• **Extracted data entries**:
--------------------

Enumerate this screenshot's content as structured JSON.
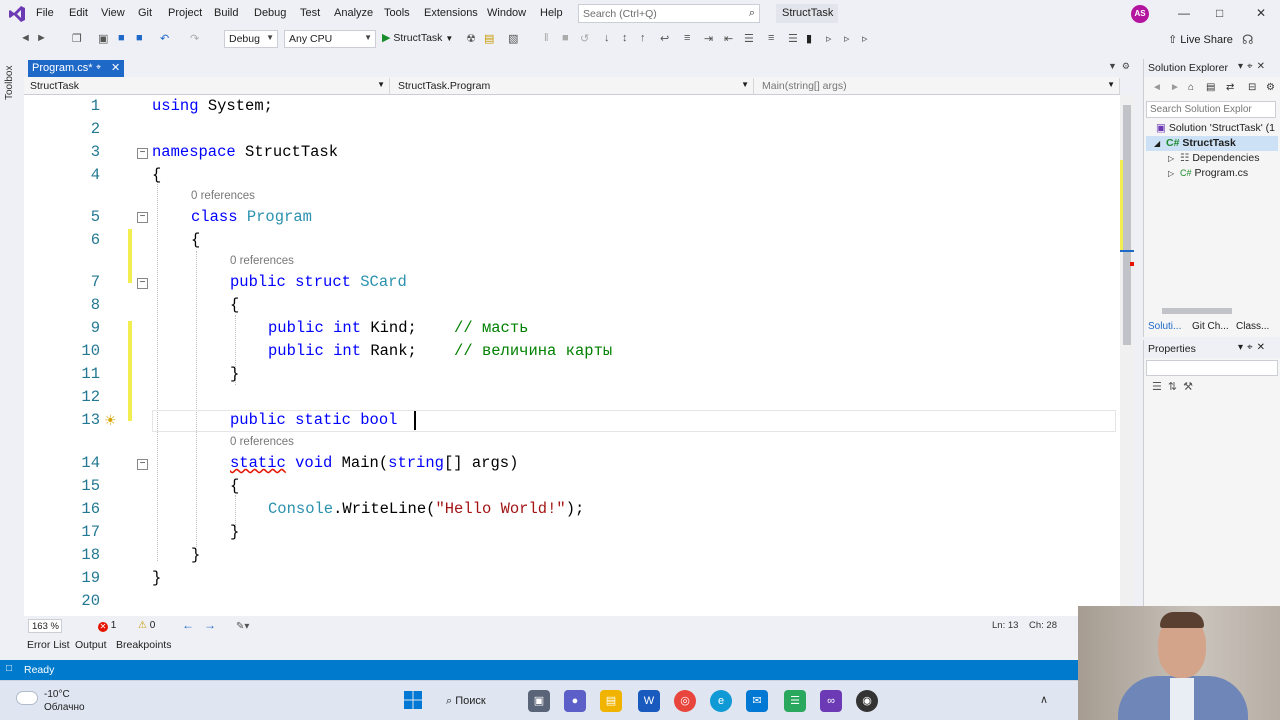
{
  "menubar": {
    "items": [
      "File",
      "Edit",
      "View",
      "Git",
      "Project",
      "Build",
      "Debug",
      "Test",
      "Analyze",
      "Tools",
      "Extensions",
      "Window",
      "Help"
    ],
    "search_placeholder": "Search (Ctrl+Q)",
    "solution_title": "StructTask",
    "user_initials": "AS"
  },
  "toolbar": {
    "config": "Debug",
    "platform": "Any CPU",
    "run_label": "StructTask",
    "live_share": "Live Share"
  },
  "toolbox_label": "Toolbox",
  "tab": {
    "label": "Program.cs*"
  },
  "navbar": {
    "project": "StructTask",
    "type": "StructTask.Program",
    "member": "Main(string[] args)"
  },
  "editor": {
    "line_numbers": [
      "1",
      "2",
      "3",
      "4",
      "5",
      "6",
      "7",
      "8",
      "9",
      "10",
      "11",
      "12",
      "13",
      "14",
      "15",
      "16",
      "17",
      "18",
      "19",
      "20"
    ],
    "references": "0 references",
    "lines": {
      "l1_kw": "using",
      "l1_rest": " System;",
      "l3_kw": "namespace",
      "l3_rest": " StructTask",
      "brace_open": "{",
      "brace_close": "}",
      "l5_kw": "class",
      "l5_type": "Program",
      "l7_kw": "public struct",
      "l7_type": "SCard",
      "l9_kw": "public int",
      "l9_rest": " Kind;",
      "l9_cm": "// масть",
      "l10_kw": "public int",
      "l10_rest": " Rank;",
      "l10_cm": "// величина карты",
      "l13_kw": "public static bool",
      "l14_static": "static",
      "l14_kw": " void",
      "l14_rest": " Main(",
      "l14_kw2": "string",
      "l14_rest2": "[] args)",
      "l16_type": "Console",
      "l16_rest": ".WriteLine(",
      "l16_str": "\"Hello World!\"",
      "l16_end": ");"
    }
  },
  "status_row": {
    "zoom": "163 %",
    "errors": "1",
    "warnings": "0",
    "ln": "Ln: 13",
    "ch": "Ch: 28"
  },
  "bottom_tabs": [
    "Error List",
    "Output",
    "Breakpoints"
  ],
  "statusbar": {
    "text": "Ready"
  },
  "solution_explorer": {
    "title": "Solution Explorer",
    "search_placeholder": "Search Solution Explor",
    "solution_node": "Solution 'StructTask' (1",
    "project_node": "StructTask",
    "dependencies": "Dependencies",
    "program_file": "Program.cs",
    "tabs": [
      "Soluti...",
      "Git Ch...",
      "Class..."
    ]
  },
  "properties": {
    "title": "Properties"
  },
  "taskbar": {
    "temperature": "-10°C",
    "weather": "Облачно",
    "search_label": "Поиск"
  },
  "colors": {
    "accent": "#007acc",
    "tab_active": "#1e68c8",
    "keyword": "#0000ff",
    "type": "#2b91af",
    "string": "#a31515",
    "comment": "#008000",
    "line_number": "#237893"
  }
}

--------------------

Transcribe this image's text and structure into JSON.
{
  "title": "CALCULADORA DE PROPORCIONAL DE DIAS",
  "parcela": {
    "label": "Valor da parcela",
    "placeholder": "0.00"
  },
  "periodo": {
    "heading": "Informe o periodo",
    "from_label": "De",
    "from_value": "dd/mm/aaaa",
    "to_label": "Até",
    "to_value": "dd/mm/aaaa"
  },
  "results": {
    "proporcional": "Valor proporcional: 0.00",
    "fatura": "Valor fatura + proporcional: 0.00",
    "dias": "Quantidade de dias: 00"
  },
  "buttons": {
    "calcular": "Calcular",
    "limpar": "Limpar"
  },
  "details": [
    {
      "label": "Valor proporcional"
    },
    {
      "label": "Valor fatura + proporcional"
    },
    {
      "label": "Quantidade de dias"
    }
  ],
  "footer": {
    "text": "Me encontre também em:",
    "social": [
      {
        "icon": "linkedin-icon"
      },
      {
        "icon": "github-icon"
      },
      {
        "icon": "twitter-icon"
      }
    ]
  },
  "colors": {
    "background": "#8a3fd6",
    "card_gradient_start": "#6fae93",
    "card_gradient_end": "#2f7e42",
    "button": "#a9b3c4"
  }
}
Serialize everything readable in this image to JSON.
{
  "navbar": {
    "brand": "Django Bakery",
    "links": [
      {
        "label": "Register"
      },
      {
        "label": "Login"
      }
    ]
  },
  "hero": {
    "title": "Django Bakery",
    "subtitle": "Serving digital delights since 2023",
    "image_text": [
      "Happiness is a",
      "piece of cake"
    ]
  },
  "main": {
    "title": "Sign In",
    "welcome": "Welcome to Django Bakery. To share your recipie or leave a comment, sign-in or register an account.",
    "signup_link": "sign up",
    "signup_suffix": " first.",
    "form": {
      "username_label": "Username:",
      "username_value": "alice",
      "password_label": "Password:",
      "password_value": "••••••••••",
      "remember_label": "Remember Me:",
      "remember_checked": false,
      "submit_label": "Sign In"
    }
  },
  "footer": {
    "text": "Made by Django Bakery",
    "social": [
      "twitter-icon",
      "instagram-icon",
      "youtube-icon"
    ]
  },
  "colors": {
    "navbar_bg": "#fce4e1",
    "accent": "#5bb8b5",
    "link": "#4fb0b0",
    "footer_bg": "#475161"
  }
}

--------------------

• **Problem description**: Count all lines of the data that include "string". The answer is the number alone.

• **Task output**: 3